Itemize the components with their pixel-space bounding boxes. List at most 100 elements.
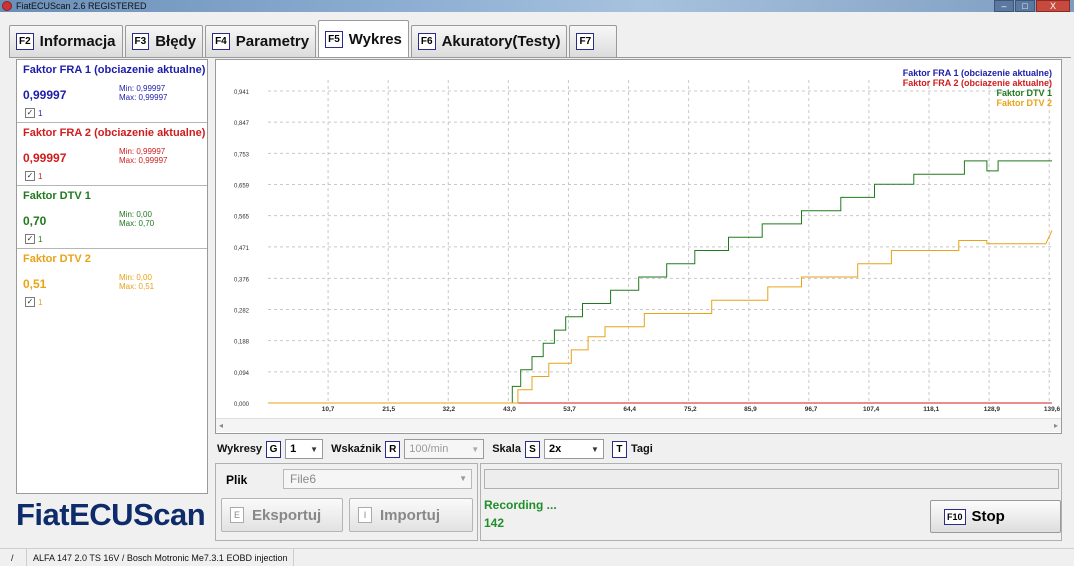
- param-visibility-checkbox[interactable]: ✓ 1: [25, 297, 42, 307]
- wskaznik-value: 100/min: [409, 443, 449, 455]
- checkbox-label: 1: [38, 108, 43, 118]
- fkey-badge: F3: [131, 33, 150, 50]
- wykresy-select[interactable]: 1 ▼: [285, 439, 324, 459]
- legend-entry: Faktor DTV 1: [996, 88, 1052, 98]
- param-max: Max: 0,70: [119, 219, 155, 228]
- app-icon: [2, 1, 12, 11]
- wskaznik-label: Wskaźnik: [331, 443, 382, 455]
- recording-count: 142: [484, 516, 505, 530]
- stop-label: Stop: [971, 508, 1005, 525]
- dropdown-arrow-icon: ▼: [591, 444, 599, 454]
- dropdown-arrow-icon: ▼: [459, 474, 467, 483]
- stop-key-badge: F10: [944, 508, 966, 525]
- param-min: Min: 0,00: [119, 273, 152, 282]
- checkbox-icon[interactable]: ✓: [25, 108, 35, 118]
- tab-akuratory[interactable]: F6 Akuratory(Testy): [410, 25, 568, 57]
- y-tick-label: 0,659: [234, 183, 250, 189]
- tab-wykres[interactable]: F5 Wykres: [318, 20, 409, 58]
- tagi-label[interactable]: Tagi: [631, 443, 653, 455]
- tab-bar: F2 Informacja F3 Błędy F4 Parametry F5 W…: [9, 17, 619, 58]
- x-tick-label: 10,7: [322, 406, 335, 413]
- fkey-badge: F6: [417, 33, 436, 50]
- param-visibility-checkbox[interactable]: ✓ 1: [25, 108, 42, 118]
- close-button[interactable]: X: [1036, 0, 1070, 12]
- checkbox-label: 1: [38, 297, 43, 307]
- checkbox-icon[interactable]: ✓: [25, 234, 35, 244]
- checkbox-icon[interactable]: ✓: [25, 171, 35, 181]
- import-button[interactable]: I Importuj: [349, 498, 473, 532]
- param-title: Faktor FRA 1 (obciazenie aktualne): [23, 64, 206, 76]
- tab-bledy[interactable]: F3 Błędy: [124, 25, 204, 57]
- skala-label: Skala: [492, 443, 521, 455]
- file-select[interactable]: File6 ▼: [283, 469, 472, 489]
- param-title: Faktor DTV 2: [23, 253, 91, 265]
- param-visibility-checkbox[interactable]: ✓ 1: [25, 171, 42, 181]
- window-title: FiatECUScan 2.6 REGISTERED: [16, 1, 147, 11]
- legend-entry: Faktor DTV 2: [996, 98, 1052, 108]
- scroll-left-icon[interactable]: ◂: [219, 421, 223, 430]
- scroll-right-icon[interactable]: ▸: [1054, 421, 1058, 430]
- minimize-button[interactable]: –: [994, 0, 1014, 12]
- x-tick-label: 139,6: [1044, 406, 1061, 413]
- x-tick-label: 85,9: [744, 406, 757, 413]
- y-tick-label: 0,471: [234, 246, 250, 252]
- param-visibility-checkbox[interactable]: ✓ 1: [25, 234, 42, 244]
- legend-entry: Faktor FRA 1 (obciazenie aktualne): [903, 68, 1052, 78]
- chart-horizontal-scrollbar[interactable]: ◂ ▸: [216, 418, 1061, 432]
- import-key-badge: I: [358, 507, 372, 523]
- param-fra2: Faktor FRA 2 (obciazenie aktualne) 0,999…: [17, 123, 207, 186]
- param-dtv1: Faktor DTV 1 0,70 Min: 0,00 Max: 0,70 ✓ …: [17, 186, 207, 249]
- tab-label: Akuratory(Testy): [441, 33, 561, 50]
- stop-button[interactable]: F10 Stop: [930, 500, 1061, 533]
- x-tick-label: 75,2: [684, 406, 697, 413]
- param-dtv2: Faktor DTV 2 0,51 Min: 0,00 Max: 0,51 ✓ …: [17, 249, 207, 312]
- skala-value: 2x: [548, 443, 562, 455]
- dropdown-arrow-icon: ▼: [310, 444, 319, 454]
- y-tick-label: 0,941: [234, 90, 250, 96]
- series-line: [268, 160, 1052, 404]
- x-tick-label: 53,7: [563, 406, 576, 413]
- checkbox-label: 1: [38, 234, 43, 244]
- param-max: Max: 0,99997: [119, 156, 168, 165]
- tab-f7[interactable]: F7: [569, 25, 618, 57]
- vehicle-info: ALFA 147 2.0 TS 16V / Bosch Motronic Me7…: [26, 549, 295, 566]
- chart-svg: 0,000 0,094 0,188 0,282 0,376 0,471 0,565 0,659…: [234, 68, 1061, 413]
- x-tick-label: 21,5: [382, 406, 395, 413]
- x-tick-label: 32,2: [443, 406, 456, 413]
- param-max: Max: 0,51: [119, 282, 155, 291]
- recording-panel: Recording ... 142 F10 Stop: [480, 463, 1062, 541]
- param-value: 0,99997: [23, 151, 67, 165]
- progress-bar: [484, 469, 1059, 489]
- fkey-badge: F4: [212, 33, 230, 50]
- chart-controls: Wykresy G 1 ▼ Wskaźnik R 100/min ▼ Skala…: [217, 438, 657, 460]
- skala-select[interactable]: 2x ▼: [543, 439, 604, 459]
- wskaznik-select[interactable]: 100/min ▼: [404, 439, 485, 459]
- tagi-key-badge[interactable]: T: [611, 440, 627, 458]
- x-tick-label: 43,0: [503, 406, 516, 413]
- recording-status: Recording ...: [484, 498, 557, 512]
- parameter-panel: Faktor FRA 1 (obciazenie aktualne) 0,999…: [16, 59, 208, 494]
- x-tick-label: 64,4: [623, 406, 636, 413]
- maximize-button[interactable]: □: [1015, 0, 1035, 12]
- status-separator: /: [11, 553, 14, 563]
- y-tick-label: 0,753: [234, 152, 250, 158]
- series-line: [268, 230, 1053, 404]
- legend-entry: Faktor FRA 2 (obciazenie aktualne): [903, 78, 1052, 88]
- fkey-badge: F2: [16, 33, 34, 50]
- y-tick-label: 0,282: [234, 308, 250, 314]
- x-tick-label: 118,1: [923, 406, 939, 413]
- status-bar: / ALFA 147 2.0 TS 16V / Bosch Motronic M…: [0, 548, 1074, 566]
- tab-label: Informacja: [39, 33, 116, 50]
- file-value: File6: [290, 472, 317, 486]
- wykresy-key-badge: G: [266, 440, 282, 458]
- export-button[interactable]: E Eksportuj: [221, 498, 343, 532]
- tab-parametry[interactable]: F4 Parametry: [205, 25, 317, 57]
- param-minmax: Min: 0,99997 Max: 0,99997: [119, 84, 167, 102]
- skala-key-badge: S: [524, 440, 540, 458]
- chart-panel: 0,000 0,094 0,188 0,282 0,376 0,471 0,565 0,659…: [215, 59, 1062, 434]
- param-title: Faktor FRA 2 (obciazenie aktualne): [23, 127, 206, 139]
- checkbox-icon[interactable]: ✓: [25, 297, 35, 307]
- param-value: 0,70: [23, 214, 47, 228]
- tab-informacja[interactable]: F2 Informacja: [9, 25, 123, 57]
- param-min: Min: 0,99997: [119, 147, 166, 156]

■ ■ ■ ■ ■ ■ ■

> **Direction**:
Repeat every line of the entries above word for word, leaving out the pictures.

> **Reply to the exercise**:
Itemize the components with their pixel-space bounding boxes. List at most 100 elements.
- param-visibility-checkbox[interactable]: ✓ 1: [25, 297, 42, 307]
- wskaznik-value: 100/min: [409, 443, 449, 455]
- checkbox-label: 1: [38, 108, 43, 118]
- fkey-badge: F3: [131, 33, 150, 50]
- wykresy-select[interactable]: 1 ▼: [285, 439, 324, 459]
- legend-entry: Faktor DTV 1: [996, 88, 1052, 98]
- param-max: Max: 0,70: [119, 219, 155, 228]
- app-icon: [2, 1, 12, 11]
- wskaznik-label: Wskaźnik: [331, 443, 382, 455]
- recording-count: 142: [484, 516, 505, 530]
- stop-label: Stop: [971, 508, 1005, 525]
- dropdown-arrow-icon: ▼: [591, 444, 599, 454]
- dropdown-arrow-icon: ▼: [459, 474, 467, 483]
- stop-key-badge: F10: [944, 508, 966, 525]
- param-min: Min: 0,00: [119, 273, 152, 282]
- checkbox-icon[interactable]: ✓: [25, 108, 35, 118]
- tab-akuratory[interactable]: F6 Akuratory(Testy): [410, 25, 568, 57]
- y-tick-label: 0,659: [234, 183, 250, 189]
- tab-wykres[interactable]: F5 Wykres: [318, 20, 409, 58]
- tagi-label[interactable]: Tagi: [631, 443, 653, 455]
- tab-bar: F2 Informacja F3 Błędy F4 Parametry F5 W…: [9, 17, 619, 58]
- x-tick-label: 10,7: [322, 406, 335, 413]
- fkey-badge: F6: [417, 33, 436, 50]
- param-visibility-checkbox[interactable]: ✓ 1: [25, 108, 42, 118]
- close-button[interactable]: X: [1036, 0, 1070, 12]
- checkbox-label: 1: [38, 297, 43, 307]
- checkbox-icon[interactable]: ✓: [25, 234, 35, 244]
- checkbox-icon[interactable]: ✓: [25, 171, 35, 181]
- import-button[interactable]: I Importuj: [349, 498, 473, 532]
- param-title: Faktor FRA 1 (obciazenie aktualne): [23, 64, 206, 76]
- tab-bledy[interactable]: F3 Błędy: [124, 25, 204, 57]
- skala-label: Skala: [492, 443, 521, 455]
- file-select[interactable]: File6 ▼: [283, 469, 472, 489]
- param-title: Faktor DTV 2: [23, 253, 91, 265]
- param-visibility-checkbox[interactable]: ✓ 1: [25, 171, 42, 181]
- window-title: FiatECUScan 2.6 REGISTERED: [16, 1, 147, 11]
- legend-entry: Faktor DTV 2: [996, 98, 1052, 108]
- scroll-left-icon[interactable]: ◂: [219, 421, 223, 430]
- scroll-right-icon[interactable]: ▸: [1054, 421, 1058, 430]
- minimize-button[interactable]: –: [994, 0, 1014, 12]
- x-tick-label: 139,6: [1044, 406, 1061, 413]
- x-tick-label: 85,9: [744, 406, 757, 413]
- y-tick-label: 0,471: [234, 246, 250, 252]
- param-visibility-checkbox[interactable]: ✓ 1: [25, 234, 42, 244]
- legend-entry: Faktor FRA 1 (obciazenie aktualne): [903, 68, 1052, 78]
- chart-horizontal-scrollbar[interactable]: ◂ ▸: [216, 418, 1061, 432]
- import-key-badge: I: [358, 507, 372, 523]
- param-fra2: Faktor FRA 2 (obciazenie aktualne) 0,999…: [17, 123, 207, 186]
- param-dtv1: Faktor DTV 1 0,70 Min: 0,00 Max: 0,70 ✓ …: [17, 186, 207, 249]
- tab-label: Akuratory(Testy): [441, 33, 561, 50]
- stop-button[interactable]: F10 Stop: [930, 500, 1061, 533]
- x-tick-label: 75,2: [684, 406, 697, 413]
- param-dtv2: Faktor DTV 2 0,51 Min: 0,00 Max: 0,51 ✓ …: [17, 249, 207, 312]
- skala-value: 2x: [548, 443, 562, 455]
- dropdown-arrow-icon: ▼: [310, 444, 319, 454]
- y-tick-label: 0,941: [234, 90, 250, 96]
- series-line: [268, 160, 1052, 404]
- x-tick-label: 53,7: [563, 406, 576, 413]
- checkbox-label: 1: [38, 234, 43, 244]
- param-max: Max: 0,99997: [119, 156, 168, 165]
- tab-f7[interactable]: F7: [569, 25, 618, 57]
- vehicle-info: ALFA 147 2.0 TS 16V / Bosch Motronic Me7…: [26, 549, 295, 566]
- chart-svg: 0,000 0,094 0,188 0,282 0,376 0,471 0,565 0,659…: [234, 68, 1061, 413]
- x-tick-label: 21,5: [382, 406, 395, 413]
- x-tick-label: 32,2: [443, 406, 456, 413]
- param-max: Max: 0,51: [119, 282, 155, 291]
- recording-panel: Recording ... 142 F10 Stop: [480, 463, 1062, 541]
- param-value: 0,99997: [23, 151, 67, 165]
- progress-bar: [484, 469, 1059, 489]
- fkey-badge: F4: [212, 33, 230, 50]
- chart-controls: Wykresy G 1 ▼ Wskaźnik R 100/min ▼ Skala…: [217, 438, 657, 460]
- skala-select[interactable]: 2x ▼: [543, 439, 604, 459]
- wskaznik-select[interactable]: 100/min ▼: [404, 439, 485, 459]
- tagi-key-badge[interactable]: T: [611, 440, 627, 458]
- x-tick-label: 43,0: [503, 406, 516, 413]
- recording-status: Recording ...: [484, 498, 557, 512]
- parameter-panel: Faktor FRA 1 (obciazenie aktualne) 0,999…: [16, 59, 208, 494]
- x-tick-label: 64,4: [623, 406, 636, 413]
- maximize-button[interactable]: □: [1015, 0, 1035, 12]
- status-separator: /: [11, 553, 14, 563]
- y-tick-label: 0,753: [234, 152, 250, 158]
- series-line: [268, 230, 1053, 404]
- legend-entry: Faktor FRA 2 (obciazenie aktualne): [903, 78, 1052, 88]
- fkey-badge: F2: [16, 33, 34, 50]
- y-tick-label: 0,282: [234, 308, 250, 314]
- x-tick-label: 118,1: [923, 406, 939, 413]
- status-bar: / ALFA 147 2.0 TS 16V / Bosch Motronic M…: [0, 548, 1074, 566]
- tab-label: Informacja: [39, 33, 116, 50]
- file-value: File6: [290, 472, 317, 486]
- wykresy-key-badge: G: [266, 440, 282, 458]
- export-button[interactable]: E Eksportuj: [221, 498, 343, 532]
- tab-parametry[interactable]: F4 Parametry: [205, 25, 317, 57]
- param-minmax: Min: 0,99997 Max: 0,99997: [119, 84, 167, 102]
- skala-key-badge: S: [524, 440, 540, 458]
- chart-panel: 0,000 0,094 0,188 0,282 0,376 0,471 0,565 0,659…: [215, 59, 1062, 434]
- param-title: Faktor FRA 2 (obciazenie aktualne): [23, 127, 206, 139]
- checkbox-icon[interactable]: ✓: [25, 297, 35, 307]
- param-value: 0,70: [23, 214, 47, 228]
- tab-informacja[interactable]: F2 Informacja: [9, 25, 123, 57]
- param-min: Min: 0,99997: [119, 147, 166, 156]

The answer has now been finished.